__Stored data entries__:

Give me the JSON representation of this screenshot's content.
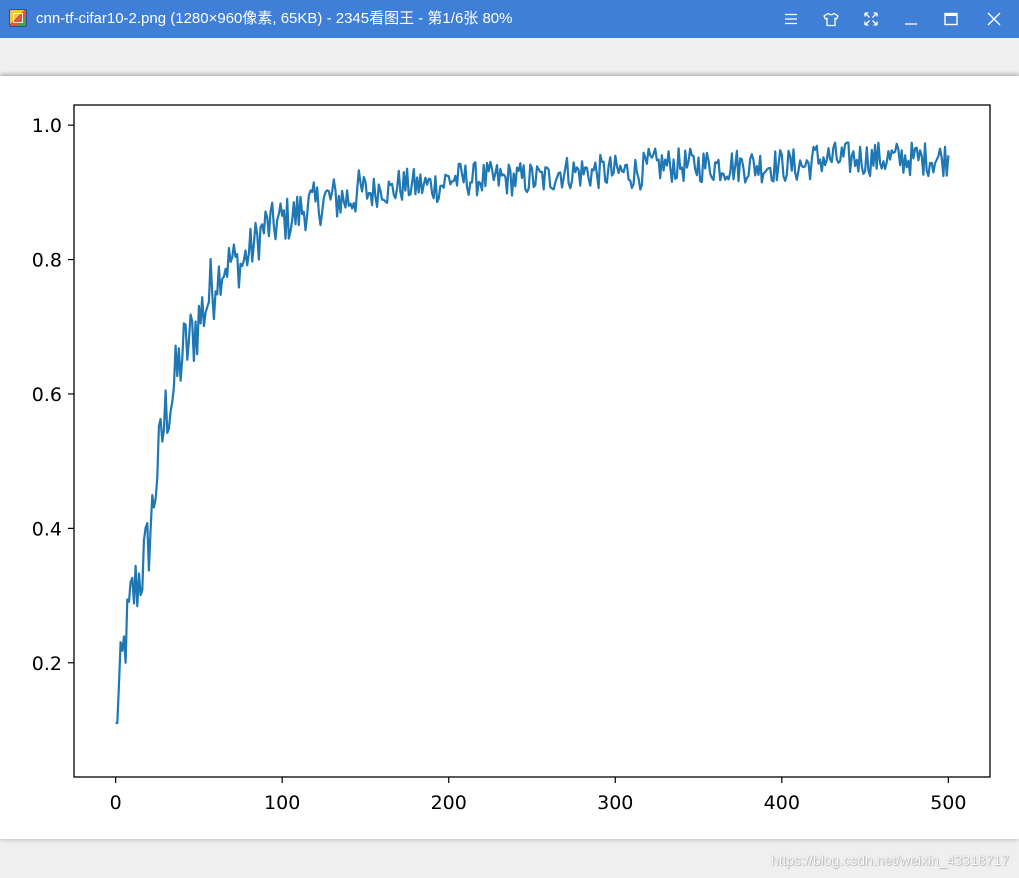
{
  "window": {
    "title": "cnn-tf-cifar10-2.png  (1280×960像素, 65KB)  - 2345看图王 - 第1/6张 80%",
    "controls": [
      "menu-icon",
      "skin-icon",
      "fullscreen-icon",
      "minimize-icon",
      "maximize-icon",
      "close-icon"
    ]
  },
  "watermark": "https://blog.csdn.net/weixin_43318717",
  "colors": {
    "titlebar": "#3f7fd8",
    "series": "#1f77b4",
    "canvas": "#ffffff",
    "viewer_bg": "#efefef"
  },
  "chart_data": {
    "type": "line",
    "xlim": [
      -25,
      525
    ],
    "ylim": [
      0.03,
      1.03
    ],
    "xticks": [
      0,
      100,
      200,
      300,
      400,
      500
    ],
    "yticks": [
      0.2,
      0.4,
      0.6,
      0.8,
      1.0
    ],
    "xticklabels": [
      "0",
      "100",
      "200",
      "300",
      "400",
      "500"
    ],
    "yticklabels": [
      "0.2",
      "0.4",
      "0.6",
      "0.8",
      "1.0"
    ],
    "grid": false,
    "series": [
      {
        "x_start": 0,
        "x_step": 5,
        "values": [
          0.11,
          0.22,
          0.3,
          0.33,
          0.38,
          0.49,
          0.57,
          0.61,
          0.66,
          0.68,
          0.71,
          0.74,
          0.77,
          0.79,
          0.8,
          0.79,
          0.81,
          0.83,
          0.85,
          0.85,
          0.86,
          0.86,
          0.87,
          0.88,
          0.88,
          0.89,
          0.89,
          0.89,
          0.89,
          0.9,
          0.9,
          0.9,
          0.91,
          0.9,
          0.91,
          0.91,
          0.91,
          0.91,
          0.91,
          0.91,
          0.92,
          0.92,
          0.92,
          0.92,
          0.92,
          0.92,
          0.92,
          0.92,
          0.92,
          0.92,
          0.92,
          0.92,
          0.92,
          0.93,
          0.93,
          0.93,
          0.93,
          0.93,
          0.93,
          0.93,
          0.93,
          0.93,
          0.93,
          0.93,
          0.94,
          0.94,
          0.94,
          0.94,
          0.94,
          0.94,
          0.94,
          0.94,
          0.94,
          0.94,
          0.94,
          0.94,
          0.94,
          0.94,
          0.94,
          0.94,
          0.94,
          0.94,
          0.94,
          0.94,
          0.95,
          0.95,
          0.95,
          0.95,
          0.95,
          0.95,
          0.95,
          0.95,
          0.95,
          0.95,
          0.95,
          0.95,
          0.95,
          0.95,
          0.95,
          0.95,
          0.95
        ]
      }
    ]
  }
}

__Aim of the task__: Quote all of the entries word for word, omitting any pictures.

__Solution to this task__:
Give me the JSON representation of this screenshot's content.
{
  "window": {
    "title": "cnn-tf-cifar10-2.png  (1280×960像素, 65KB)  - 2345看图王 - 第1/6张 80%",
    "controls": [
      "menu-icon",
      "skin-icon",
      "fullscreen-icon",
      "minimize-icon",
      "maximize-icon",
      "close-icon"
    ]
  },
  "watermark": "https://blog.csdn.net/weixin_43318717",
  "colors": {
    "titlebar": "#3f7fd8",
    "series": "#1f77b4",
    "canvas": "#ffffff",
    "viewer_bg": "#efefef"
  },
  "chart_data": {
    "type": "line",
    "xlim": [
      -25,
      525
    ],
    "ylim": [
      0.03,
      1.03
    ],
    "xticks": [
      0,
      100,
      200,
      300,
      400,
      500
    ],
    "yticks": [
      0.2,
      0.4,
      0.6,
      0.8,
      1.0
    ],
    "xticklabels": [
      "0",
      "100",
      "200",
      "300",
      "400",
      "500"
    ],
    "yticklabels": [
      "0.2",
      "0.4",
      "0.6",
      "0.8",
      "1.0"
    ],
    "grid": false,
    "series": [
      {
        "x_start": 0,
        "x_step": 5,
        "values": [
          0.11,
          0.22,
          0.3,
          0.33,
          0.38,
          0.49,
          0.57,
          0.61,
          0.66,
          0.68,
          0.71,
          0.74,
          0.77,
          0.79,
          0.8,
          0.79,
          0.81,
          0.83,
          0.85,
          0.85,
          0.86,
          0.86,
          0.87,
          0.88,
          0.88,
          0.89,
          0.89,
          0.89,
          0.89,
          0.9,
          0.9,
          0.9,
          0.91,
          0.9,
          0.91,
          0.91,
          0.91,
          0.91,
          0.91,
          0.91,
          0.92,
          0.92,
          0.92,
          0.92,
          0.92,
          0.92,
          0.92,
          0.92,
          0.92,
          0.92,
          0.92,
          0.92,
          0.92,
          0.93,
          0.93,
          0.93,
          0.93,
          0.93,
          0.93,
          0.93,
          0.93,
          0.93,
          0.93,
          0.93,
          0.94,
          0.94,
          0.94,
          0.94,
          0.94,
          0.94,
          0.94,
          0.94,
          0.94,
          0.94,
          0.94,
          0.94,
          0.94,
          0.94,
          0.94,
          0.94,
          0.94,
          0.94,
          0.94,
          0.94,
          0.95,
          0.95,
          0.95,
          0.95,
          0.95,
          0.95,
          0.95,
          0.95,
          0.95,
          0.95,
          0.95,
          0.95,
          0.95,
          0.95,
          0.95,
          0.95,
          0.95
        ]
      }
    ]
  }
}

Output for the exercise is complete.